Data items
········

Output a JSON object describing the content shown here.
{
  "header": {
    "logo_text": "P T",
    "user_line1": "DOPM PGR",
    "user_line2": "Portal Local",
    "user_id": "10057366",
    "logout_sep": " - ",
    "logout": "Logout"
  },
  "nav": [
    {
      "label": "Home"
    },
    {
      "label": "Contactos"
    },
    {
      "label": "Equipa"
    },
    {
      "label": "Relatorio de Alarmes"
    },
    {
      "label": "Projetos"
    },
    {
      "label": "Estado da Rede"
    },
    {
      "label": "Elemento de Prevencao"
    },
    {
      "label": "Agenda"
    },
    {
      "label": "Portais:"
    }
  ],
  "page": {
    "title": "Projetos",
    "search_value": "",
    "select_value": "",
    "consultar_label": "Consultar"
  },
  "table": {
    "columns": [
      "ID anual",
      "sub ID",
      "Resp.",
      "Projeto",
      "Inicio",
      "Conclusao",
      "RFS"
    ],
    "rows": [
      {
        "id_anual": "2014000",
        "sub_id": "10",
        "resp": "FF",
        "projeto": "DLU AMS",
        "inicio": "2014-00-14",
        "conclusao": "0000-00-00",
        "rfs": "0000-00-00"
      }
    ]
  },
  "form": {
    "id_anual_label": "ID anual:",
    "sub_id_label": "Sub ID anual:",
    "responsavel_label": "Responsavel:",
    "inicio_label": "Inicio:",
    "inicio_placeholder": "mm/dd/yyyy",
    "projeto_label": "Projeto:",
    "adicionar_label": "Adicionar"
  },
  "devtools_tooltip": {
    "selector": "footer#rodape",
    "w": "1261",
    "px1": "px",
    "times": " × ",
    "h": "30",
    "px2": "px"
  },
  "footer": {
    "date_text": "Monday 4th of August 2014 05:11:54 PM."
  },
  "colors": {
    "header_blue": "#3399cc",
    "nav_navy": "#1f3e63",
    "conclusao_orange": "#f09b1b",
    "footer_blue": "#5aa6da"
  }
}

········

** Do this **
Output each record exactly, leaving nothing out.

** Exercise response **
Output a JSON object describing the content shown here.
{
  "header": {
    "logo_text": "P T",
    "user_line1": "DOPM PGR",
    "user_line2": "Portal Local",
    "user_id": "10057366",
    "logout_sep": " - ",
    "logout": "Logout"
  },
  "nav": [
    {
      "label": "Home"
    },
    {
      "label": "Contactos"
    },
    {
      "label": "Equipa"
    },
    {
      "label": "Relatorio de Alarmes"
    },
    {
      "label": "Projetos"
    },
    {
      "label": "Estado da Rede"
    },
    {
      "label": "Elemento de Prevencao"
    },
    {
      "label": "Agenda"
    },
    {
      "label": "Portais:"
    }
  ],
  "page": {
    "title": "Projetos",
    "search_value": "",
    "select_value": "",
    "consultar_label": "Consultar"
  },
  "table": {
    "columns": [
      "ID anual",
      "sub ID",
      "Resp.",
      "Projeto",
      "Inicio",
      "Conclusao",
      "RFS"
    ],
    "rows": [
      {
        "id_anual": "2014000",
        "sub_id": "10",
        "resp": "FF",
        "projeto": "DLU AMS",
        "inicio": "2014-00-14",
        "conclusao": "0000-00-00",
        "rfs": "0000-00-00"
      }
    ]
  },
  "form": {
    "id_anual_label": "ID anual:",
    "sub_id_label": "Sub ID anual:",
    "responsavel_label": "Responsavel:",
    "inicio_label": "Inicio:",
    "inicio_placeholder": "mm/dd/yyyy",
    "projeto_label": "Projeto:",
    "adicionar_label": "Adicionar"
  },
  "devtools_tooltip": {
    "selector": "footer#rodape",
    "w": "1261",
    "px1": "px",
    "times": " × ",
    "h": "30",
    "px2": "px"
  },
  "footer": {
    "date_text": "Monday 4th of August 2014 05:11:54 PM."
  },
  "colors": {
    "header_blue": "#3399cc",
    "nav_navy": "#1f3e63",
    "conclusao_orange": "#f09b1b",
    "footer_blue": "#5aa6da"
  }
}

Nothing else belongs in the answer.